Your task is to repeat all of the data exactly while excluding the pictures.

※ ※ ※

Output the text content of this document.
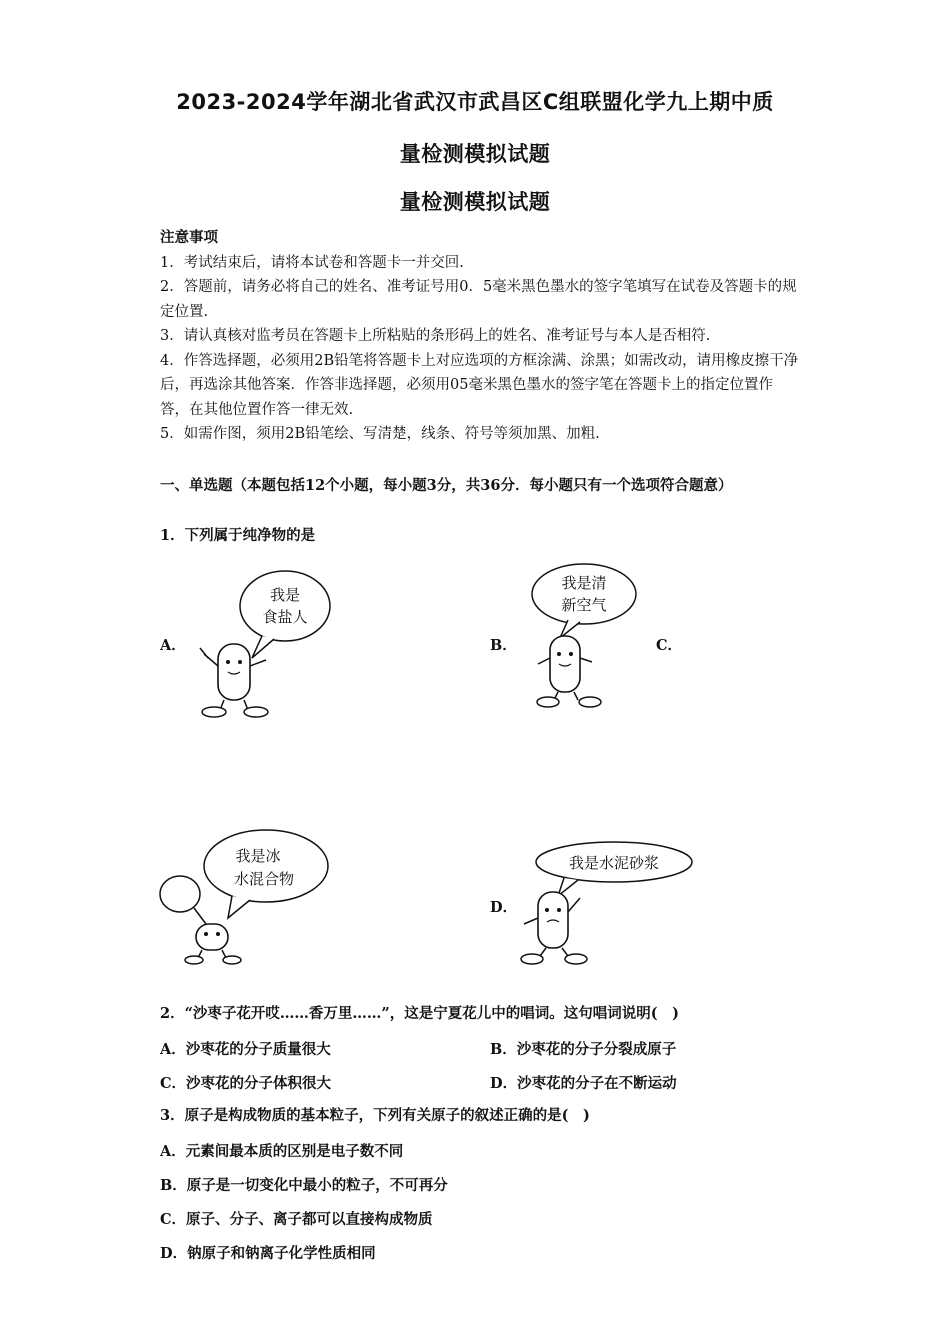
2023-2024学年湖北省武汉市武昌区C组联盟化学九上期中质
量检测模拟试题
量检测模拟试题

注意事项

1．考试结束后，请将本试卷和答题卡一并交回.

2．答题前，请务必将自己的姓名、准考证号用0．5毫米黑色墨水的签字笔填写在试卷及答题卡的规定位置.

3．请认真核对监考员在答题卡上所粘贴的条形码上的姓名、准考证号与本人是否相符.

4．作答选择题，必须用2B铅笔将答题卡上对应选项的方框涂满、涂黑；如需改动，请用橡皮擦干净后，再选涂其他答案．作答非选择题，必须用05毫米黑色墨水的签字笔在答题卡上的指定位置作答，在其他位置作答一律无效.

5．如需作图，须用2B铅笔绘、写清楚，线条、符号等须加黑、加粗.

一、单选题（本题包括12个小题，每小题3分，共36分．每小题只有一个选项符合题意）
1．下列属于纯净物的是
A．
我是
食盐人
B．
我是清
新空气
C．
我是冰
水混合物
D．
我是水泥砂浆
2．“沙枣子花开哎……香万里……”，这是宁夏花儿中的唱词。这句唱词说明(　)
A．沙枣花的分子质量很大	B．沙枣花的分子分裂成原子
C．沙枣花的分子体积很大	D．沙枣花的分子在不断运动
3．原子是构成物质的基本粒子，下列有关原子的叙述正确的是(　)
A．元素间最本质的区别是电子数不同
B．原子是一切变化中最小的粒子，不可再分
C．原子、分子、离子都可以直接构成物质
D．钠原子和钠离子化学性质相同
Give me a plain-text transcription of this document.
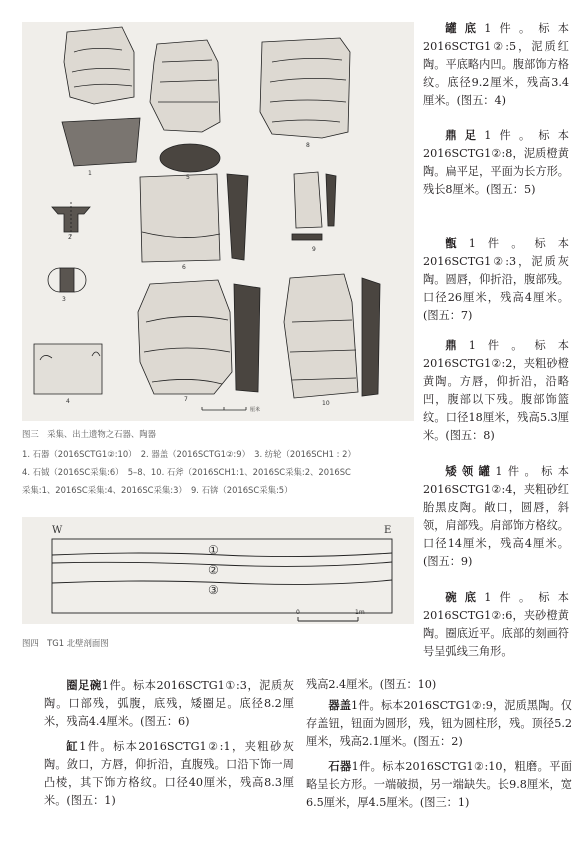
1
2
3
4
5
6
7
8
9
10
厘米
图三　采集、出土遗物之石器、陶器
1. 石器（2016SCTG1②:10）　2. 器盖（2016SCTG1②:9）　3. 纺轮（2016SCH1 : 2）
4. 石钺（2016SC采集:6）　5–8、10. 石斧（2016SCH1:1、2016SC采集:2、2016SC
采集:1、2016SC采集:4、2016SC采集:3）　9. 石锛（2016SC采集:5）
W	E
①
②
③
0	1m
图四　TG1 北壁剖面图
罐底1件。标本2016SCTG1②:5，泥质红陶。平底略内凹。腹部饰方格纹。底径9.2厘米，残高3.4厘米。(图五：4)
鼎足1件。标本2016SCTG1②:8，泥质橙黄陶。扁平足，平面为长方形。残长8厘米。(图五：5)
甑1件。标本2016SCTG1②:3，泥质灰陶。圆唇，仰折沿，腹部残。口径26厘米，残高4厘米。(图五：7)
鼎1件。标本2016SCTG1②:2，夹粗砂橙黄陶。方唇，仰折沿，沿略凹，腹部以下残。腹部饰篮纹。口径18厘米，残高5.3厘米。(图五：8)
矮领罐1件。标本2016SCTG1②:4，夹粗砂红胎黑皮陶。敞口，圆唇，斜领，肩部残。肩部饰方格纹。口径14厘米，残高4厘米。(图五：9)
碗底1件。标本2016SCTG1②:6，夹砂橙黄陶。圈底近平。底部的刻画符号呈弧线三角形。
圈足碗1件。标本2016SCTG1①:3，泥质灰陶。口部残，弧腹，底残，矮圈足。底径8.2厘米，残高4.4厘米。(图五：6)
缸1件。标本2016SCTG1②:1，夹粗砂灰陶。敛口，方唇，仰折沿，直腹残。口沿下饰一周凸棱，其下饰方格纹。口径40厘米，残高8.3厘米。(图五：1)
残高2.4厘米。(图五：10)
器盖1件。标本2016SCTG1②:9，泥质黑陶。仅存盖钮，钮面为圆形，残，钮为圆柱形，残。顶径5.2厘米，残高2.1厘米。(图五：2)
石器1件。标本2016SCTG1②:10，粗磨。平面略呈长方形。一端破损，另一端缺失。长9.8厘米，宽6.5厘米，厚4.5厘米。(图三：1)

※ ※ ※

CORRECT OUTPUT:
Output the text content of this document.
2023-2024学年湖北省武汉市武昌区C组联盟化学九上期中质
量检测模拟试题
量检测模拟试题

注意事项

1．考试结束后，请将本试卷和答题卡一并交回.

2．答题前，请务必将自己的姓名、准考证号用0．5毫米黑色墨水的签字笔填写在试卷及答题卡的规定位置.

3．请认真核对监考员在答题卡上所粘贴的条形码上的姓名、准考证号与本人是否相符.

4．作答选择题，必须用2B铅笔将答题卡上对应选项的方框涂满、涂黑；如需改动，请用橡皮擦干净后，再选涂其他答案．作答非选择题，必须用05毫米黑色墨水的签字笔在答题卡上的指定位置作答，在其他位置作答一律无效.

5．如需作图，须用2B铅笔绘、写清楚，线条、符号等须加黑、加粗.

一、单选题（本题包括12个小题，每小题3分，共36分．每小题只有一个选项符合题意）
1．下列属于纯净物的是
A．
我是
食盐人
B．
我是清
新空气
C．
我是冰
水混合物
D．
我是水泥砂浆
2．“沙枣子花开哎……香万里……”，这是宁夏花儿中的唱词。这句唱词说明(　)
A．沙枣花的分子质量很大	B．沙枣花的分子分裂成原子
C．沙枣花的分子体积很大	D．沙枣花的分子在不断运动
3．原子是构成物质的基本粒子，下列有关原子的叙述正确的是(　)
A．元素间最本质的区别是电子数不同
B．原子是一切变化中最小的粒子，不可再分
C．原子、分子、离子都可以直接构成物质
D．钠原子和钠离子化学性质相同
Give me a plain-text transcription of this document.
1
2
3
4
5
6
7
8
9
10
厘米
图三　采集、出土遗物之石器、陶器
1. 石器（2016SCTG1②:10）　2. 器盖（2016SCTG1②:9）　3. 纺轮（2016SCH1 : 2）
4. 石钺（2016SC采集:6）　5–8、10. 石斧（2016SCH1:1、2016SC采集:2、2016SC
采集:1、2016SC采集:4、2016SC采集:3）　9. 石锛（2016SC采集:5）
W	E
①
②
③
0	1m
图四　TG1 北壁剖面图
罐底1件。标本2016SCTG1②:5，泥质红陶。平底略内凹。腹部饰方格纹。底径9.2厘米，残高3.4厘米。(图五：4)
鼎足1件。标本2016SCTG1②:8，泥质橙黄陶。扁平足，平面为长方形。残长8厘米。(图五：5)
甑1件。标本2016SCTG1②:3，泥质灰陶。圆唇，仰折沿，腹部残。口径26厘米，残高4厘米。(图五：7)
鼎1件。标本2016SCTG1②:2，夹粗砂橙黄陶。方唇，仰折沿，沿略凹，腹部以下残。腹部饰篮纹。口径18厘米，残高5.3厘米。(图五：8)
矮领罐1件。标本2016SCTG1②:4，夹粗砂红胎黑皮陶。敞口，圆唇，斜领，肩部残。肩部饰方格纹。口径14厘米，残高4厘米。(图五：9)
碗底1件。标本2016SCTG1②:6，夹砂橙黄陶。圈底近平。底部的刻画符号呈弧线三角形。
圈足碗1件。标本2016SCTG1①:3，泥质灰陶。口部残，弧腹，底残，矮圈足。底径8.2厘米，残高4.4厘米。(图五：6)
缸1件。标本2016SCTG1②:1，夹粗砂灰陶。敛口，方唇，仰折沿，直腹残。口沿下饰一周凸棱，其下饰方格纹。口径40厘米，残高8.3厘米。(图五：1)
残高2.4厘米。(图五：10)
器盖1件。标本2016SCTG1②:9，泥质黑陶。仅存盖钮，钮面为圆形，残，钮为圆柱形，残。顶径5.2厘米，残高2.1厘米。(图五：2)
石器1件。标本2016SCTG1②:10，粗磨。平面略呈长方形。一端破损，另一端缺失。长9.8厘米，宽6.5厘米，厚4.5厘米。(图三：1)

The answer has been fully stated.